Exercise ->
Return the listing below verbatim. Pictures do not belong in the copy.

########

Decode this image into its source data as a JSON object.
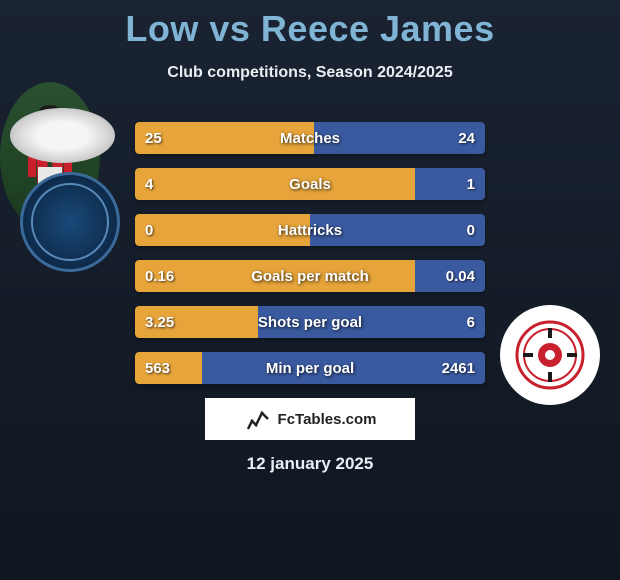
{
  "title": "Low vs Reece James",
  "subtitle": "Club competitions, Season 2024/2025",
  "date": "12 january 2025",
  "brand": "FcTables.com",
  "colors": {
    "title": "#7fb4d4",
    "bar_left": "#e6a43a",
    "bar_right": "#3a5aa0",
    "background_top": "#1a2332",
    "background_bottom": "#0f1620"
  },
  "stats": [
    {
      "label": "Matches",
      "left_val": "25",
      "right_val": "24",
      "left_pct": 51,
      "right_pct": 49
    },
    {
      "label": "Goals",
      "left_val": "4",
      "right_val": "1",
      "left_pct": 80,
      "right_pct": 20
    },
    {
      "label": "Hattricks",
      "left_val": "0",
      "right_val": "0",
      "left_pct": 50,
      "right_pct": 50
    },
    {
      "label": "Goals per match",
      "left_val": "0.16",
      "right_val": "0.04",
      "left_pct": 80,
      "right_pct": 20
    },
    {
      "label": "Shots per goal",
      "left_val": "3.25",
      "right_val": "6",
      "left_pct": 35,
      "right_pct": 65
    },
    {
      "label": "Min per goal",
      "left_val": "563",
      "right_val": "2461",
      "left_pct": 19,
      "right_pct": 81
    }
  ],
  "clubs": {
    "left": "Wycombe Wanderers",
    "right": "Rotherham United"
  }
}
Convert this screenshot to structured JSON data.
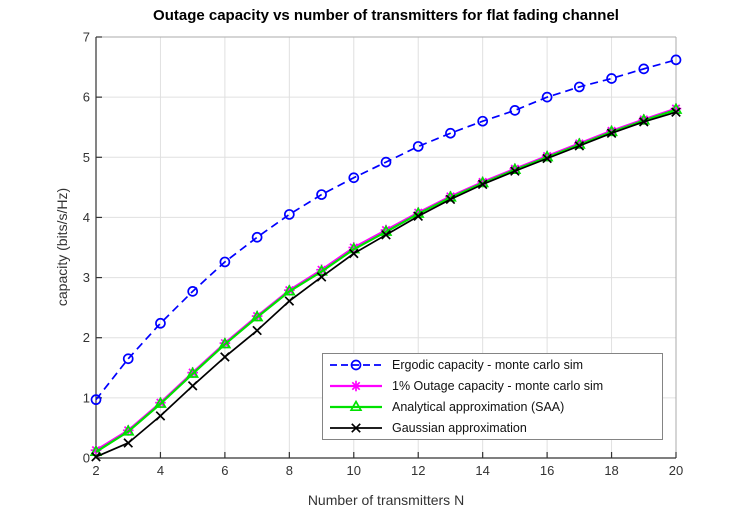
{
  "figure": {
    "title": "Outage capacity vs number of transmitters for flat fading channel",
    "xlabel": "Number of transmitters N",
    "ylabel": "capacity (bits/s/Hz)"
  },
  "chart_data": {
    "type": "line",
    "title": "Outage capacity vs number of transmitters for flat fading channel",
    "xlabel": "Number of transmitters N",
    "ylabel": "capacity (bits/s/Hz)",
    "xlim": [
      2,
      20
    ],
    "ylim": [
      0,
      7
    ],
    "xticks": [
      2,
      4,
      6,
      8,
      10,
      12,
      14,
      16,
      18,
      20
    ],
    "yticks": [
      0,
      1,
      2,
      3,
      4,
      5,
      6,
      7
    ],
    "grid": true,
    "legend_position": "inside-lower-right",
    "x": [
      2,
      3,
      4,
      5,
      6,
      7,
      8,
      9,
      10,
      11,
      12,
      13,
      14,
      15,
      16,
      17,
      18,
      19,
      20
    ],
    "series": [
      {
        "name": "Ergodic capacity - monte carlo sim",
        "color": "#0000ff",
        "line": "dashed",
        "marker": "circle",
        "values": [
          0.97,
          1.65,
          2.24,
          2.77,
          3.26,
          3.67,
          4.05,
          4.38,
          4.66,
          4.92,
          5.18,
          5.4,
          5.6,
          5.78,
          6.0,
          6.17,
          6.31,
          6.47,
          6.62
        ]
      },
      {
        "name": "1% Outage capacity - monte carlo sim",
        "color": "#ff00ff",
        "line": "solid",
        "marker": "asterisk",
        "values": [
          0.13,
          0.46,
          0.92,
          1.42,
          1.91,
          2.36,
          2.79,
          3.13,
          3.5,
          3.79,
          4.08,
          4.35,
          4.59,
          4.81,
          5.02,
          5.23,
          5.44,
          5.63,
          5.81
        ]
      },
      {
        "name": "Analytical approximation (SAA)",
        "color": "#00e100",
        "line": "solid",
        "marker": "triangle-up",
        "values": [
          0.1,
          0.44,
          0.9,
          1.4,
          1.89,
          2.34,
          2.77,
          3.1,
          3.47,
          3.76,
          4.06,
          4.33,
          4.57,
          4.79,
          5.0,
          5.21,
          5.42,
          5.61,
          5.79
        ]
      },
      {
        "name": "Gaussian approximation",
        "color": "#000000",
        "line": "solid",
        "marker": "x",
        "values": [
          0.02,
          0.25,
          0.7,
          1.2,
          1.68,
          2.12,
          2.61,
          3.01,
          3.4,
          3.71,
          4.02,
          4.3,
          4.55,
          4.77,
          4.98,
          5.19,
          5.4,
          5.59,
          5.75
        ]
      }
    ],
    "style": {
      "grid_color": "#e0e0e0",
      "axis_color": "#333333",
      "box_light_color": "#ababab",
      "tick_label_color": "#333333"
    }
  }
}
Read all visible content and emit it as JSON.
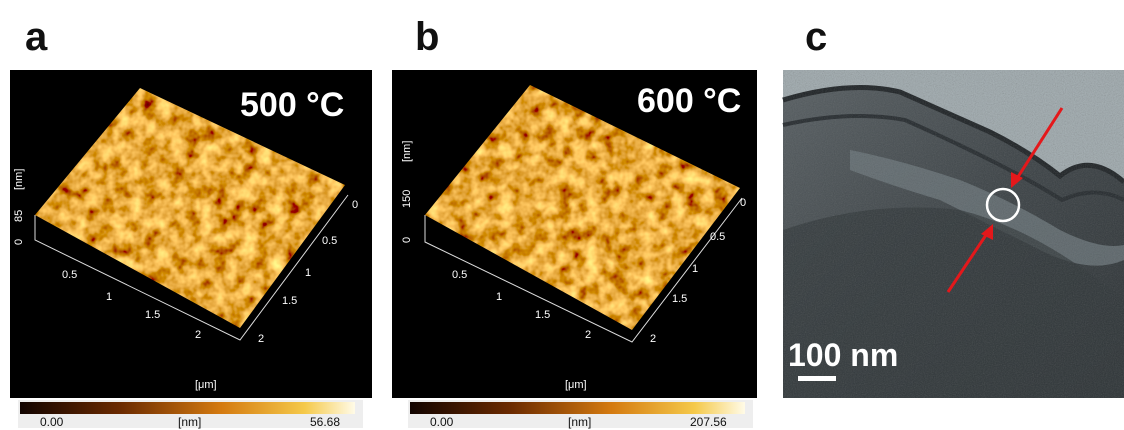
{
  "panels": [
    {
      "label": "a",
      "temperature": "500 °C",
      "z_axis_label": "[nm]",
      "z_ticks": [
        "0",
        "85"
      ],
      "x_ticks": [
        "0.5",
        "1",
        "1.5",
        "2"
      ],
      "y_ticks": [
        "0",
        "0.5",
        "1",
        "1.5",
        "2"
      ],
      "x_axis_label": "[μm]",
      "colorbar": {
        "min": "0.00",
        "unit": "[nm]",
        "max": "56.68"
      }
    },
    {
      "label": "b",
      "temperature": "600 °C",
      "z_axis_label": "[nm]",
      "z_ticks": [
        "0",
        "150"
      ],
      "x_ticks": [
        "0.5",
        "1",
        "1.5",
        "2"
      ],
      "y_ticks": [
        "0",
        "0.5",
        "1",
        "1.5",
        "2"
      ],
      "x_axis_label": "[μm]",
      "colorbar": {
        "min": "0.00",
        "unit": "[nm]",
        "max": "207.56"
      }
    },
    {
      "label": "c",
      "scale_bar": "100 nm"
    }
  ]
}
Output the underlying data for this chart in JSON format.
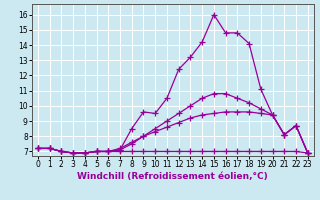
{
  "xlabel": "Windchill (Refroidissement éolien,°C)",
  "line_color": "#990099",
  "bg_color": "#cce8f0",
  "grid_color": "#ffffff",
  "xlim": [
    -0.5,
    23.5
  ],
  "ylim": [
    6.7,
    16.7
  ],
  "yticks": [
    7,
    8,
    9,
    10,
    11,
    12,
    13,
    14,
    15,
    16
  ],
  "xticks": [
    0,
    1,
    2,
    3,
    4,
    5,
    6,
    7,
    8,
    9,
    10,
    11,
    12,
    13,
    14,
    15,
    16,
    17,
    18,
    19,
    20,
    21,
    22,
    23
  ],
  "series": [
    [
      7.2,
      7.2,
      7.0,
      6.9,
      6.9,
      7.0,
      7.0,
      7.1,
      8.5,
      9.6,
      9.5,
      10.5,
      12.4,
      13.2,
      14.2,
      16.0,
      14.8,
      14.8,
      14.1,
      11.1,
      9.4,
      8.1,
      8.7,
      6.9
    ],
    [
      7.2,
      7.2,
      7.0,
      6.9,
      6.9,
      7.0,
      7.0,
      7.1,
      7.5,
      8.0,
      8.5,
      9.0,
      9.5,
      10.0,
      10.5,
      10.8,
      10.8,
      10.5,
      10.2,
      9.8,
      9.4,
      8.1,
      8.7,
      6.9
    ],
    [
      7.2,
      7.2,
      7.0,
      6.9,
      6.9,
      7.0,
      7.0,
      7.2,
      7.6,
      8.0,
      8.3,
      8.6,
      8.9,
      9.2,
      9.4,
      9.5,
      9.6,
      9.6,
      9.6,
      9.5,
      9.4,
      8.1,
      8.7,
      6.9
    ],
    [
      7.2,
      7.2,
      7.0,
      6.9,
      6.9,
      7.0,
      7.0,
      7.0,
      7.0,
      7.0,
      7.0,
      7.0,
      7.0,
      7.0,
      7.0,
      7.0,
      7.0,
      7.0,
      7.0,
      7.0,
      7.0,
      7.0,
      7.0,
      6.9
    ]
  ],
  "marker": "+",
  "markersize": 4,
  "linewidth": 0.9,
  "xlabel_fontsize": 6.5,
  "tick_fontsize": 5.5
}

########

Exercise response ->
Decode this image into its source data as a JSON object.
{
  "title": "Low vs Reece James",
  "subtitle": "Club competitions, Season 2024/2025",
  "date": "12 january 2025",
  "brand": "FcTables.com",
  "colors": {
    "title": "#7fb4d4",
    "bar_left": "#e6a43a",
    "bar_right": "#3a5aa0",
    "background_top": "#1a2332",
    "background_bottom": "#0f1620"
  },
  "stats": [
    {
      "label": "Matches",
      "left_val": "25",
      "right_val": "24",
      "left_pct": 51,
      "right_pct": 49
    },
    {
      "label": "Goals",
      "left_val": "4",
      "right_val": "1",
      "left_pct": 80,
      "right_pct": 20
    },
    {
      "label": "Hattricks",
      "left_val": "0",
      "right_val": "0",
      "left_pct": 50,
      "right_pct": 50
    },
    {
      "label": "Goals per match",
      "left_val": "0.16",
      "right_val": "0.04",
      "left_pct": 80,
      "right_pct": 20
    },
    {
      "label": "Shots per goal",
      "left_val": "3.25",
      "right_val": "6",
      "left_pct": 35,
      "right_pct": 65
    },
    {
      "label": "Min per goal",
      "left_val": "563",
      "right_val": "2461",
      "left_pct": 19,
      "right_pct": 81
    }
  ],
  "clubs": {
    "left": "Wycombe Wanderers",
    "right": "Rotherham United"
  }
}
Convert this screenshot to structured JSON data.
{
  "figure": {
    "title": "Outage capacity vs number of transmitters for flat fading channel",
    "xlabel": "Number of transmitters N",
    "ylabel": "capacity (bits/s/Hz)"
  },
  "chart_data": {
    "type": "line",
    "title": "Outage capacity vs number of transmitters for flat fading channel",
    "xlabel": "Number of transmitters N",
    "ylabel": "capacity (bits/s/Hz)",
    "xlim": [
      2,
      20
    ],
    "ylim": [
      0,
      7
    ],
    "xticks": [
      2,
      4,
      6,
      8,
      10,
      12,
      14,
      16,
      18,
      20
    ],
    "yticks": [
      0,
      1,
      2,
      3,
      4,
      5,
      6,
      7
    ],
    "grid": true,
    "legend_position": "inside-lower-right",
    "x": [
      2,
      3,
      4,
      5,
      6,
      7,
      8,
      9,
      10,
      11,
      12,
      13,
      14,
      15,
      16,
      17,
      18,
      19,
      20
    ],
    "series": [
      {
        "name": "Ergodic capacity - monte carlo sim",
        "color": "#0000ff",
        "line": "dashed",
        "marker": "circle",
        "values": [
          0.97,
          1.65,
          2.24,
          2.77,
          3.26,
          3.67,
          4.05,
          4.38,
          4.66,
          4.92,
          5.18,
          5.4,
          5.6,
          5.78,
          6.0,
          6.17,
          6.31,
          6.47,
          6.62
        ]
      },
      {
        "name": "1% Outage capacity - monte carlo sim",
        "color": "#ff00ff",
        "line": "solid",
        "marker": "asterisk",
        "values": [
          0.13,
          0.46,
          0.92,
          1.42,
          1.91,
          2.36,
          2.79,
          3.13,
          3.5,
          3.79,
          4.08,
          4.35,
          4.59,
          4.81,
          5.02,
          5.23,
          5.44,
          5.63,
          5.81
        ]
      },
      {
        "name": "Analytical approximation (SAA)",
        "color": "#00e100",
        "line": "solid",
        "marker": "triangle-up",
        "values": [
          0.1,
          0.44,
          0.9,
          1.4,
          1.89,
          2.34,
          2.77,
          3.1,
          3.47,
          3.76,
          4.06,
          4.33,
          4.57,
          4.79,
          5.0,
          5.21,
          5.42,
          5.61,
          5.79
        ]
      },
      {
        "name": "Gaussian approximation",
        "color": "#000000",
        "line": "solid",
        "marker": "x",
        "values": [
          0.02,
          0.25,
          0.7,
          1.2,
          1.68,
          2.12,
          2.61,
          3.01,
          3.4,
          3.71,
          4.02,
          4.3,
          4.55,
          4.77,
          4.98,
          5.19,
          5.4,
          5.59,
          5.75
        ]
      }
    ],
    "style": {
      "grid_color": "#e0e0e0",
      "axis_color": "#333333",
      "box_light_color": "#ababab",
      "tick_label_color": "#333333"
    }
  }
}
Read all visible content and emit it as JSON.
{
  "panels": [
    {
      "label": "a",
      "temperature": "500 °C",
      "z_axis_label": "[nm]",
      "z_ticks": [
        "0",
        "85"
      ],
      "x_ticks": [
        "0.5",
        "1",
        "1.5",
        "2"
      ],
      "y_ticks": [
        "0",
        "0.5",
        "1",
        "1.5",
        "2"
      ],
      "x_axis_label": "[μm]",
      "colorbar": {
        "min": "0.00",
        "unit": "[nm]",
        "max": "56.68"
      }
    },
    {
      "label": "b",
      "temperature": "600 °C",
      "z_axis_label": "[nm]",
      "z_ticks": [
        "0",
        "150"
      ],
      "x_ticks": [
        "0.5",
        "1",
        "1.5",
        "2"
      ],
      "y_ticks": [
        "0",
        "0.5",
        "1",
        "1.5",
        "2"
      ],
      "x_axis_label": "[μm]",
      "colorbar": {
        "min": "0.00",
        "unit": "[nm]",
        "max": "207.56"
      }
    },
    {
      "label": "c",
      "scale_bar": "100 nm"
    }
  ]
}
Output the underlying data for this chart in JSON format.
{
  "xlabel": "Windchill (Refroidissement éolien,°C)",
  "line_color": "#990099",
  "bg_color": "#cce8f0",
  "grid_color": "#ffffff",
  "xlim": [
    -0.5,
    23.5
  ],
  "ylim": [
    6.7,
    16.7
  ],
  "yticks": [
    7,
    8,
    9,
    10,
    11,
    12,
    13,
    14,
    15,
    16
  ],
  "xticks": [
    0,
    1,
    2,
    3,
    4,
    5,
    6,
    7,
    8,
    9,
    10,
    11,
    12,
    13,
    14,
    15,
    16,
    17,
    18,
    19,
    20,
    21,
    22,
    23
  ],
  "series": [
    [
      7.2,
      7.2,
      7.0,
      6.9,
      6.9,
      7.0,
      7.0,
      7.1,
      8.5,
      9.6,
      9.5,
      10.5,
      12.4,
      13.2,
      14.2,
      16.0,
      14.8,
      14.8,
      14.1,
      11.1,
      9.4,
      8.1,
      8.7,
      6.9
    ],
    [
      7.2,
      7.2,
      7.0,
      6.9,
      6.9,
      7.0,
      7.0,
      7.1,
      7.5,
      8.0,
      8.5,
      9.0,
      9.5,
      10.0,
      10.5,
      10.8,
      10.8,
      10.5,
      10.2,
      9.8,
      9.4,
      8.1,
      8.7,
      6.9
    ],
    [
      7.2,
      7.2,
      7.0,
      6.9,
      6.9,
      7.0,
      7.0,
      7.2,
      7.6,
      8.0,
      8.3,
      8.6,
      8.9,
      9.2,
      9.4,
      9.5,
      9.6,
      9.6,
      9.6,
      9.5,
      9.4,
      8.1,
      8.7,
      6.9
    ],
    [
      7.2,
      7.2,
      7.0,
      6.9,
      6.9,
      7.0,
      7.0,
      7.0,
      7.0,
      7.0,
      7.0,
      7.0,
      7.0,
      7.0,
      7.0,
      7.0,
      7.0,
      7.0,
      7.0,
      7.0,
      7.0,
      7.0,
      7.0,
      6.9
    ]
  ],
  "marker": "+",
  "markersize": 4,
  "linewidth": 0.9,
  "xlabel_fontsize": 6.5,
  "tick_fontsize": 5.5
}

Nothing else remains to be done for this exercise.